Spot each line that carries the word "关于深化产教融合的若干意见"; copy those lines.

▸ **Records supplied**
— begin —
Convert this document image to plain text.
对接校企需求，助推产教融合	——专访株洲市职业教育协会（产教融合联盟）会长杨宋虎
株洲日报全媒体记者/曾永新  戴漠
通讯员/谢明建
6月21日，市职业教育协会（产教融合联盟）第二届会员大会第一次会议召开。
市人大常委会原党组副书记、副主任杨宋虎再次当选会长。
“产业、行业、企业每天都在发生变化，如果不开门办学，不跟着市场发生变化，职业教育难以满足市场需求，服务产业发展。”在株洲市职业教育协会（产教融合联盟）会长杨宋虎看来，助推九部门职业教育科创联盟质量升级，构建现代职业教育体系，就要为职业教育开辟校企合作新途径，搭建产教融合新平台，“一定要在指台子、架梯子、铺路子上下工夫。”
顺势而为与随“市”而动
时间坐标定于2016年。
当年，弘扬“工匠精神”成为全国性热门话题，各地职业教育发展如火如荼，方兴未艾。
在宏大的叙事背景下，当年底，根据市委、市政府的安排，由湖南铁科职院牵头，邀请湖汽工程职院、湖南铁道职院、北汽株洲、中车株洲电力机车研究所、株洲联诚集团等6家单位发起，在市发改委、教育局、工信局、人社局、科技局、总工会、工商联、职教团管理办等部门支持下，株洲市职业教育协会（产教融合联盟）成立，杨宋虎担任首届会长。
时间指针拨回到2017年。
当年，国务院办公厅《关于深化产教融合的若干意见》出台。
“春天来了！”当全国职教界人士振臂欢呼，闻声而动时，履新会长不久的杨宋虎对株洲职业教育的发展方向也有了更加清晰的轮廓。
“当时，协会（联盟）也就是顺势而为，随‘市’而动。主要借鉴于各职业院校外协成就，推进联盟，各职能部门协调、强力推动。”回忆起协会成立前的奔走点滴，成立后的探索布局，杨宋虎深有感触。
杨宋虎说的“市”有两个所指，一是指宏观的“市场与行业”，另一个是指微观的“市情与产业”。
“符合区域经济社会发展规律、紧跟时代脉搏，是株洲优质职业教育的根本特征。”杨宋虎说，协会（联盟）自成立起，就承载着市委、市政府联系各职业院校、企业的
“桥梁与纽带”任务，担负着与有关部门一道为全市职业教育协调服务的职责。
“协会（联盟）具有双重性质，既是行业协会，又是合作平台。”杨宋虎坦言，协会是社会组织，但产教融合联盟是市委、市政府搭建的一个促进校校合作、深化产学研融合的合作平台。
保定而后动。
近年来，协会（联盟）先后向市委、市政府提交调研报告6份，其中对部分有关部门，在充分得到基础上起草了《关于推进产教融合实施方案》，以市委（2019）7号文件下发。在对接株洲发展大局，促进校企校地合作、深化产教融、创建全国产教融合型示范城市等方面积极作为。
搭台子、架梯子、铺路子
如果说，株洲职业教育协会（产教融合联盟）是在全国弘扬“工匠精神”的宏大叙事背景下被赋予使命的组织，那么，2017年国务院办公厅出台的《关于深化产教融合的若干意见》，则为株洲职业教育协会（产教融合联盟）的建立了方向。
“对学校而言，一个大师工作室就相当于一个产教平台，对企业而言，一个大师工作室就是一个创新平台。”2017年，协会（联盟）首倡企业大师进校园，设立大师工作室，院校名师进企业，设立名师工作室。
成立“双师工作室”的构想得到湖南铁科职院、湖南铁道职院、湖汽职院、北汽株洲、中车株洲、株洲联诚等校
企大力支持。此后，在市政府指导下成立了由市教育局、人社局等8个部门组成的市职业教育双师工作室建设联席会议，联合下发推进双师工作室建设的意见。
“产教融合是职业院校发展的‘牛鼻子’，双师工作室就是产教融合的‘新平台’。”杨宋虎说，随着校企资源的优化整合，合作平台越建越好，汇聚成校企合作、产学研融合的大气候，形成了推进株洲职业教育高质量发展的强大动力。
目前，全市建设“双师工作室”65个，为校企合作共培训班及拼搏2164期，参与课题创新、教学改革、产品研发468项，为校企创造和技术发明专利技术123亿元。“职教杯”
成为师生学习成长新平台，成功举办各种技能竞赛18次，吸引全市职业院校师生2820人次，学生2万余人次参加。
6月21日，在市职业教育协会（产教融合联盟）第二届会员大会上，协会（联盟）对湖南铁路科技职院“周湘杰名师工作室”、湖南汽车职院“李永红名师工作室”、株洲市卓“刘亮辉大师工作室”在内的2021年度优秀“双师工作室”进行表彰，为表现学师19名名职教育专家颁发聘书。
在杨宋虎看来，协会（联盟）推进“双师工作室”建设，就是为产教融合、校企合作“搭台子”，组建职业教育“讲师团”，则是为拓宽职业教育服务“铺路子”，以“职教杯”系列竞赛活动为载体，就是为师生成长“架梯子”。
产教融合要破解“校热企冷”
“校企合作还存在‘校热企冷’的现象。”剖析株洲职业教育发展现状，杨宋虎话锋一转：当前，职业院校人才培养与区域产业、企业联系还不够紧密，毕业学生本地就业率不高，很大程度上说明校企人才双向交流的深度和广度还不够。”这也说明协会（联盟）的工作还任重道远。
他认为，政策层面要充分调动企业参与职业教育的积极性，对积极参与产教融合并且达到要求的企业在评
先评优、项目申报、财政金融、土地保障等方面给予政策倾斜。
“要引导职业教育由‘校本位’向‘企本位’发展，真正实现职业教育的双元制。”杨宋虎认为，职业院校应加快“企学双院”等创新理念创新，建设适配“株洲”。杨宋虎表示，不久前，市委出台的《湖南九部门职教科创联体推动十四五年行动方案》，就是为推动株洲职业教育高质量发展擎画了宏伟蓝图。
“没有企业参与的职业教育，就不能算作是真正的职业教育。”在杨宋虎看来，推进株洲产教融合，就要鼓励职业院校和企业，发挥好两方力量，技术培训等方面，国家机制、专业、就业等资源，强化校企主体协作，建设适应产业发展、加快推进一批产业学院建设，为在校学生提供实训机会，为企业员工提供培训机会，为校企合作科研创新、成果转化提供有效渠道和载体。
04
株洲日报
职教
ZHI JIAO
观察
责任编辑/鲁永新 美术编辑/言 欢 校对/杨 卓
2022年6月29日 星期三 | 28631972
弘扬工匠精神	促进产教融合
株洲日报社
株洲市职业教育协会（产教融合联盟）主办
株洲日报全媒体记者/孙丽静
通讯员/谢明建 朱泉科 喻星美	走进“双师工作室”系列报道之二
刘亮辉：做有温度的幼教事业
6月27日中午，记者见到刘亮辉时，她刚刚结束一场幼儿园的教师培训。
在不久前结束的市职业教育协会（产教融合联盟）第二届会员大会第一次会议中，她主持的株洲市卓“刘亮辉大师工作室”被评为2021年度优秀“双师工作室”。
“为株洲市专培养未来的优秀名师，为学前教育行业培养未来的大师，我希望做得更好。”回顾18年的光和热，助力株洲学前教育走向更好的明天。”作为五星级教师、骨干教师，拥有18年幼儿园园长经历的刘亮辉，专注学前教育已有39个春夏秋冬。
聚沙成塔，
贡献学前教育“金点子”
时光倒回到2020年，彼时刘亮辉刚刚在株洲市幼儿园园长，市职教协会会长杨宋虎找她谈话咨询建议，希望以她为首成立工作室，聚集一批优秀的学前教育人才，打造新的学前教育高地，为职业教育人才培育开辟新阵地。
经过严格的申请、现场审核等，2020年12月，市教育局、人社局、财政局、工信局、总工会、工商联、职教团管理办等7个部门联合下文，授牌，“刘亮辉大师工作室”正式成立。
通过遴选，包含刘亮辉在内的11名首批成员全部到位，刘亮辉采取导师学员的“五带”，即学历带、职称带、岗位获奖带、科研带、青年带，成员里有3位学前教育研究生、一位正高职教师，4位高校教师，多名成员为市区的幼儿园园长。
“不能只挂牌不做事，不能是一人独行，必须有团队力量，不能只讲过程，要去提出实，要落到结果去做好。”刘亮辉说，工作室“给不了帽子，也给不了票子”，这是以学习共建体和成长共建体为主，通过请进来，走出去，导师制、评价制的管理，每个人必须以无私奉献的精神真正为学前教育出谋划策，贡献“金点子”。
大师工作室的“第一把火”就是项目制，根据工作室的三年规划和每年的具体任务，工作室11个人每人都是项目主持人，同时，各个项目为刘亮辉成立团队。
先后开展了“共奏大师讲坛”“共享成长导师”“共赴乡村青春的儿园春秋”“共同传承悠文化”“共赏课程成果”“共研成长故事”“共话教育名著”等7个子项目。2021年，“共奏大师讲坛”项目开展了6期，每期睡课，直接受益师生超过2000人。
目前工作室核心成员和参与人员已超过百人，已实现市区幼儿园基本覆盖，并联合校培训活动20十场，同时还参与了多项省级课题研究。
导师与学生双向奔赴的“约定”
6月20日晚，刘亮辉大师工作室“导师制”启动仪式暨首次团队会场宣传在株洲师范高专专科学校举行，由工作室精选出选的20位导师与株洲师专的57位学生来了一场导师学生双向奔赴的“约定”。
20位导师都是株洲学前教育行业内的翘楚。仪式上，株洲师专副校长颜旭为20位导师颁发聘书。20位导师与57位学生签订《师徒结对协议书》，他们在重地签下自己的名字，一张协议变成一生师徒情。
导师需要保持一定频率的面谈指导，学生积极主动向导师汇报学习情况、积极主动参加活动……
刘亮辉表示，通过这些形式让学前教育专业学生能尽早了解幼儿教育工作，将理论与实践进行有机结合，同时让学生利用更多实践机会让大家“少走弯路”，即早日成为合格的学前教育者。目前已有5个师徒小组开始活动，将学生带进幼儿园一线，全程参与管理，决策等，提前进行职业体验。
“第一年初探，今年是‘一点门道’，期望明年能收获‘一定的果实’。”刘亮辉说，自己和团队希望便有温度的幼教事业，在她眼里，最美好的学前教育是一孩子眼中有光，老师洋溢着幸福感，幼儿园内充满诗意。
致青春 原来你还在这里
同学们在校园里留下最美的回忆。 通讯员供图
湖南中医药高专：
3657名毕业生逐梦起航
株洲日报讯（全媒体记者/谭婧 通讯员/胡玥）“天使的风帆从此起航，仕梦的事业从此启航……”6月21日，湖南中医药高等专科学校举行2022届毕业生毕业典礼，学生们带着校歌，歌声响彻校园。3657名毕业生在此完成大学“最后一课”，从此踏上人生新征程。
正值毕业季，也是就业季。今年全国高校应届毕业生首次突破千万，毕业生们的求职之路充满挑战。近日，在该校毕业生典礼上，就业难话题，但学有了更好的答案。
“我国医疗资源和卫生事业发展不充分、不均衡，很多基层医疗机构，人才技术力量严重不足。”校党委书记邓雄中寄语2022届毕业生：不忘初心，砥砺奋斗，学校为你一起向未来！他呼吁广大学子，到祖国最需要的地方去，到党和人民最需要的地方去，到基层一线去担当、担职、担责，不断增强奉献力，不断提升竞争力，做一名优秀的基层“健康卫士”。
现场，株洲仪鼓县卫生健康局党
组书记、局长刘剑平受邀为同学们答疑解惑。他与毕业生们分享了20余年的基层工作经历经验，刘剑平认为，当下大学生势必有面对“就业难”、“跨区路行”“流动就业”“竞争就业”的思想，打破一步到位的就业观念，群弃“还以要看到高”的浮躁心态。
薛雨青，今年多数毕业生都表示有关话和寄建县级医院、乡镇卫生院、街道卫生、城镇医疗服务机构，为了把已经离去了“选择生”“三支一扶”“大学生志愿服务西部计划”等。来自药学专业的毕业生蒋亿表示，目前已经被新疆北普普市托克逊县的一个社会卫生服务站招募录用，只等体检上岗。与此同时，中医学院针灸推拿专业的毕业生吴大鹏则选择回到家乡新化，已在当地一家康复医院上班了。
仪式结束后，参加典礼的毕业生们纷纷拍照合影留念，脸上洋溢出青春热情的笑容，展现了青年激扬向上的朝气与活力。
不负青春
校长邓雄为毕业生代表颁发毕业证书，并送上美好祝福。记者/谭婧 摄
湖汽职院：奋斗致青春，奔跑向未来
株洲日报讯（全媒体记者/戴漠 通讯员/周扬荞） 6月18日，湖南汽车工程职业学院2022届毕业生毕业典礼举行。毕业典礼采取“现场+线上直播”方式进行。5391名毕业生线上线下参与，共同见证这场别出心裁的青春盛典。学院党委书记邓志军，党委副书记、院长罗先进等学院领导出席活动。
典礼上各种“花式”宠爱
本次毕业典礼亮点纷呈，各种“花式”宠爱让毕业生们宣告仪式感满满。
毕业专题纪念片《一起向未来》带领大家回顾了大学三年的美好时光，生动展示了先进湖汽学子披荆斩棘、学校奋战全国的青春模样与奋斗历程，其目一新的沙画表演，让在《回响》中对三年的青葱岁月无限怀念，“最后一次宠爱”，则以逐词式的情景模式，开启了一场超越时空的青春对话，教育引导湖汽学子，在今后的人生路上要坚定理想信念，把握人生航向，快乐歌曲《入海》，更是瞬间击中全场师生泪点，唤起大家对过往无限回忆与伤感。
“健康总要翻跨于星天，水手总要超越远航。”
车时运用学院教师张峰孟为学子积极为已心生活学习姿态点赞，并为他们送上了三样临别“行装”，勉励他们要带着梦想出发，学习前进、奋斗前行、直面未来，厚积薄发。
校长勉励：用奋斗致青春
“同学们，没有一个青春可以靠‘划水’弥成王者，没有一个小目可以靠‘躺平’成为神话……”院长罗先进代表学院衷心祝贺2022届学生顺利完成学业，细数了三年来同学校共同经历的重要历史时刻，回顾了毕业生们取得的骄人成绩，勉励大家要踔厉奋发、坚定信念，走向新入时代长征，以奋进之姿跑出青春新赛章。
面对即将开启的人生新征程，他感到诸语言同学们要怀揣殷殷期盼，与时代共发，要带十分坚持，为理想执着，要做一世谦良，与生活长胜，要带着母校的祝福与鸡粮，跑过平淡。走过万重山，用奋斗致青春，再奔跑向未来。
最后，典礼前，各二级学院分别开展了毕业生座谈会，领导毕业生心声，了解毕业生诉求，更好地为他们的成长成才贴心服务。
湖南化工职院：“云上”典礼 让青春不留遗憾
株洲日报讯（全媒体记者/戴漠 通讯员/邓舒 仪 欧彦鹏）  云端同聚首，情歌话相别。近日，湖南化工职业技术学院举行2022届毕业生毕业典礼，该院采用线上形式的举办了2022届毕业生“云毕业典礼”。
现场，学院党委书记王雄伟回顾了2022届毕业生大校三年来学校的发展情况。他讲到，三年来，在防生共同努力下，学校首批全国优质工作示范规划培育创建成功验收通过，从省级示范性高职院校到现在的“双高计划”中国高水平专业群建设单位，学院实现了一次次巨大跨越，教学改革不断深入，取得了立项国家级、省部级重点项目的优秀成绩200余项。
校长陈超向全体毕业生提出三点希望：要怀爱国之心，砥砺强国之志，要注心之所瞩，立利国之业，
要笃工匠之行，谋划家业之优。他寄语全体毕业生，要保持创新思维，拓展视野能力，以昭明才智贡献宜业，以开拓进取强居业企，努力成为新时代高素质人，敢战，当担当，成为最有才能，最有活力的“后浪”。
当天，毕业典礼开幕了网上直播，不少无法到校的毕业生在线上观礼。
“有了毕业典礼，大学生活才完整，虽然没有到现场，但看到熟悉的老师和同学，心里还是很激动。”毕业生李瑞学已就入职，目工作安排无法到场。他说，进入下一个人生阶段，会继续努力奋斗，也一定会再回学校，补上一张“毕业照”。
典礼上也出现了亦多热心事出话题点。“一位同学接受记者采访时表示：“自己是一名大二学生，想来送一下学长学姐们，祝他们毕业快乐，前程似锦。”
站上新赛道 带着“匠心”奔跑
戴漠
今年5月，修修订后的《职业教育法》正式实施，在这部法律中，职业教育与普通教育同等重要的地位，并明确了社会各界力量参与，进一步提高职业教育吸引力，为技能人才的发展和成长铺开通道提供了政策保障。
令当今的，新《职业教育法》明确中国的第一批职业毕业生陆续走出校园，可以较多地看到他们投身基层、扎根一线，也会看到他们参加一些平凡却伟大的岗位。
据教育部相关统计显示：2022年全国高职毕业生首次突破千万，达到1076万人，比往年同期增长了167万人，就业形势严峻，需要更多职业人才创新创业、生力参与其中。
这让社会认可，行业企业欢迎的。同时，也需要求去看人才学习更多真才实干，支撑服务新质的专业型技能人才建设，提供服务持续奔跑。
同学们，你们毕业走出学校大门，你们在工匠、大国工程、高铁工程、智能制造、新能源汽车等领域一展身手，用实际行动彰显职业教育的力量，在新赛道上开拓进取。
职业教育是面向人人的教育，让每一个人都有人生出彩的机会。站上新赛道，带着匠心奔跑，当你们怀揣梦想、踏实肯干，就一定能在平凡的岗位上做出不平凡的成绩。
— end —
▸ **Answer to this task**
当年，国务院办公厅《关于深化产教融合的若干意见》出台。
如果说，株洲职业教育协会（产教融合联盟）是在全国弘扬“工匠精神”的宏大叙事背景下被赋予使命的组织，那么，2017年国务院办公厅出台的《关于深化产教融合的若干意见》，则为株洲职业教育协会（产教融合联盟）的建立了方向。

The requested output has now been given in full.